* **THE INPUT**:
[START]
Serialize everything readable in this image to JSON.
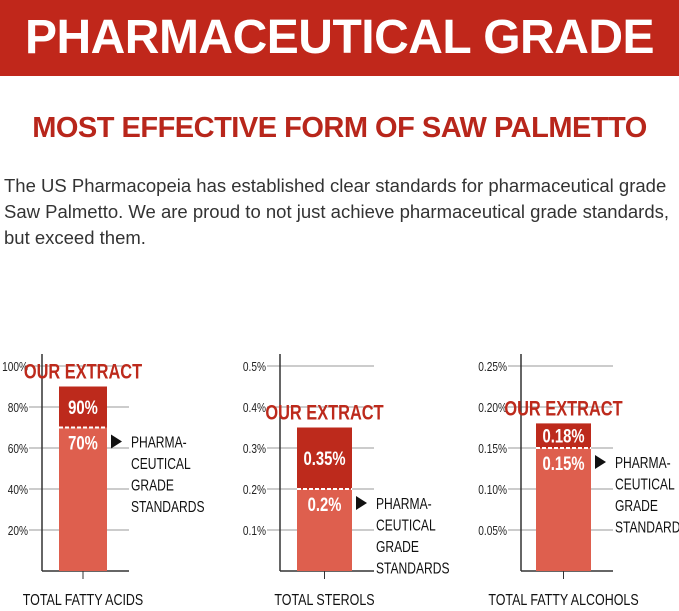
{
  "header": {
    "title": "PHARMACEUTICAL GRADE",
    "subtitle": "MOST EFFECTIVE FORM OF SAW PALMETTO"
  },
  "intro": "The US Pharmacopeia has established clear standards for pharmaceutical grade Saw Palmetto. We are proud to not just achieve pharmaceutical grade standards, but exceed them.",
  "colors": {
    "banner": "#c0271b",
    "extract": "#bd2a1c",
    "standard": "#de5f4e",
    "axis": "#333333",
    "grid": "#999999"
  },
  "chart_data": [
    {
      "type": "bar",
      "xlabel": "TOTAL FATTY ACIDS",
      "ylim": [
        0,
        100
      ],
      "ticks": [
        "20%",
        "40%",
        "60%",
        "80%",
        "100%"
      ],
      "tick_values": [
        20,
        40,
        60,
        80,
        100
      ],
      "series": [
        {
          "name": "OUR EXTRACT",
          "value": 90,
          "label": "90%"
        },
        {
          "name": "PHARMA-CEUTICAL GRADE STANDARDS",
          "value": 70,
          "label": "70%"
        }
      ],
      "annotation": [
        "PHARMA-",
        "CEUTICAL",
        "GRADE",
        "STANDARDS"
      ],
      "extract_label": "OUR EXTRACT",
      "grid": true
    },
    {
      "type": "bar",
      "xlabel": "TOTAL STEROLS",
      "ylim": [
        0,
        0.5
      ],
      "ticks": [
        "0.1%",
        "0.2%",
        "0.3%",
        "0.4%",
        "0.5%"
      ],
      "tick_values": [
        0.1,
        0.2,
        0.3,
        0.4,
        0.5
      ],
      "series": [
        {
          "name": "OUR EXTRACT",
          "value": 0.35,
          "label": "0.35%"
        },
        {
          "name": "PHARMA-CEUTICAL GRADE STANDARDS",
          "value": 0.2,
          "label": "0.2%"
        }
      ],
      "annotation": [
        "PHARMA-",
        "CEUTICAL",
        "GRADE",
        "STANDARDS"
      ],
      "extract_label": "OUR EXTRACT",
      "grid": true
    },
    {
      "type": "bar",
      "xlabel": "TOTAL FATTY ALCOHOLS",
      "ylim": [
        0,
        0.25
      ],
      "ticks": [
        "0.05%",
        "0.10%",
        "0.15%",
        "0.20%",
        "0.25%"
      ],
      "tick_values": [
        0.05,
        0.1,
        0.15,
        0.2,
        0.25
      ],
      "series": [
        {
          "name": "OUR EXTRACT",
          "value": 0.18,
          "label": "0.18%"
        },
        {
          "name": "PHARMA-CEUTICAL GRADE STANDARDS",
          "value": 0.15,
          "label": "0.15%"
        }
      ],
      "annotation": [
        "PHARMA-",
        "CEUTICAL",
        "GRADE",
        "STANDARDS"
      ],
      "extract_label": "OUR EXTRACT",
      "grid": true
    }
  ]
}
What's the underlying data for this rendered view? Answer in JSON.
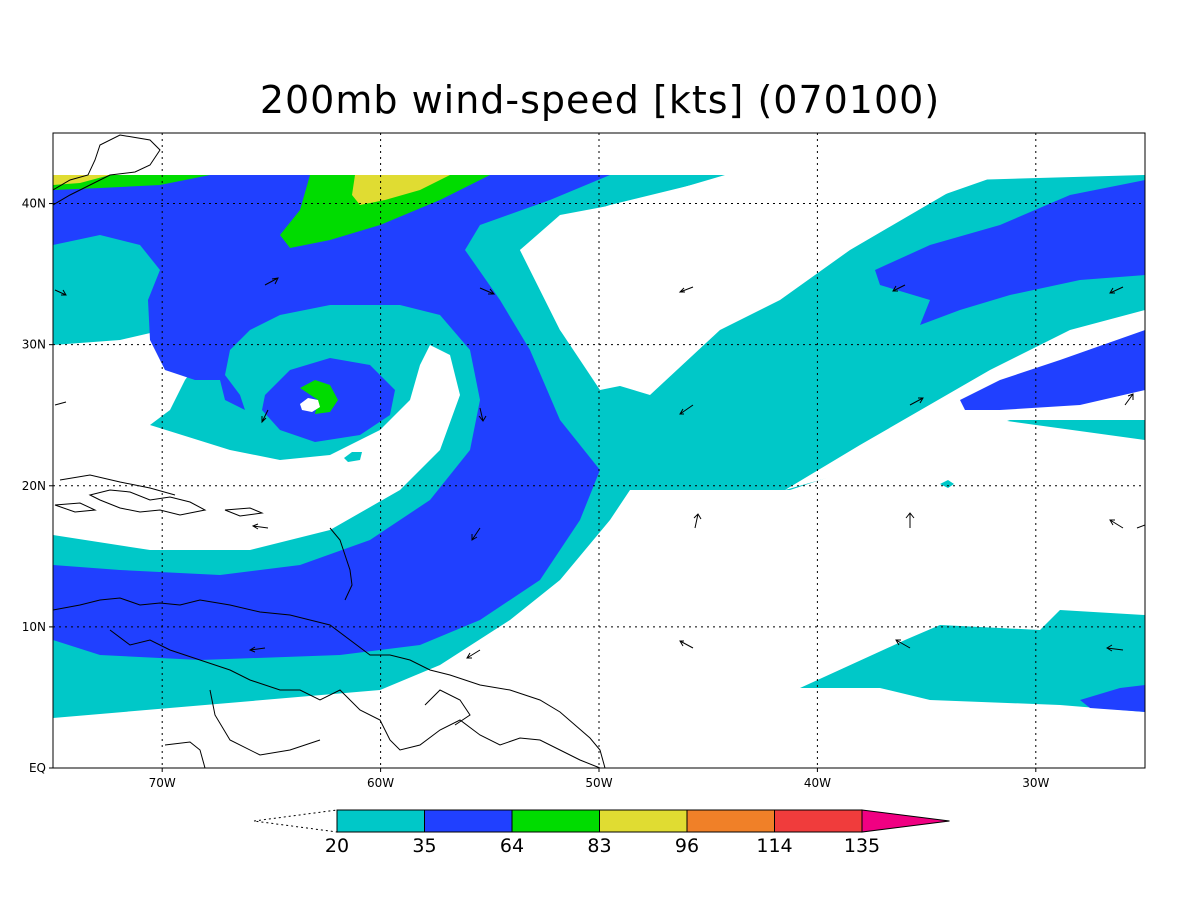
{
  "title": "200mb wind-speed [kts] (070100)",
  "map": {
    "lat_labels": [
      "40N",
      "30N",
      "20N",
      "10N",
      "EQ"
    ],
    "lon_labels": [
      "70W",
      "60W",
      "50W",
      "40W",
      "30W"
    ],
    "lat_values": [
      40,
      30,
      20,
      10,
      0
    ],
    "lon_values": [
      -70,
      -60,
      -50,
      -40,
      -30
    ],
    "extent": {
      "lon_min": -75,
      "lon_max": -25,
      "lat_min": 0,
      "lat_max": 45
    },
    "grid": "dotted"
  },
  "legend": {
    "levels": [
      "20",
      "35",
      "64",
      "83",
      "96",
      "114",
      "135"
    ],
    "colors": [
      "#00c8c8",
      "#2040ff",
      "#00dc00",
      "#e0dc32",
      "#f08028",
      "#f03c3c",
      "#f00082"
    ]
  }
}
[END]
* **EXERCISE INSTRUCTIONS**: Copy all lines from the data that hold the word "xlabel".

* **EXERCISE ANSWER**:
      "xlabel": "TOTAL FATTY ACIDS",
      "xlabel": "TOTAL STEROLS",
      "xlabel": "TOTAL FATTY ALCOHOLS",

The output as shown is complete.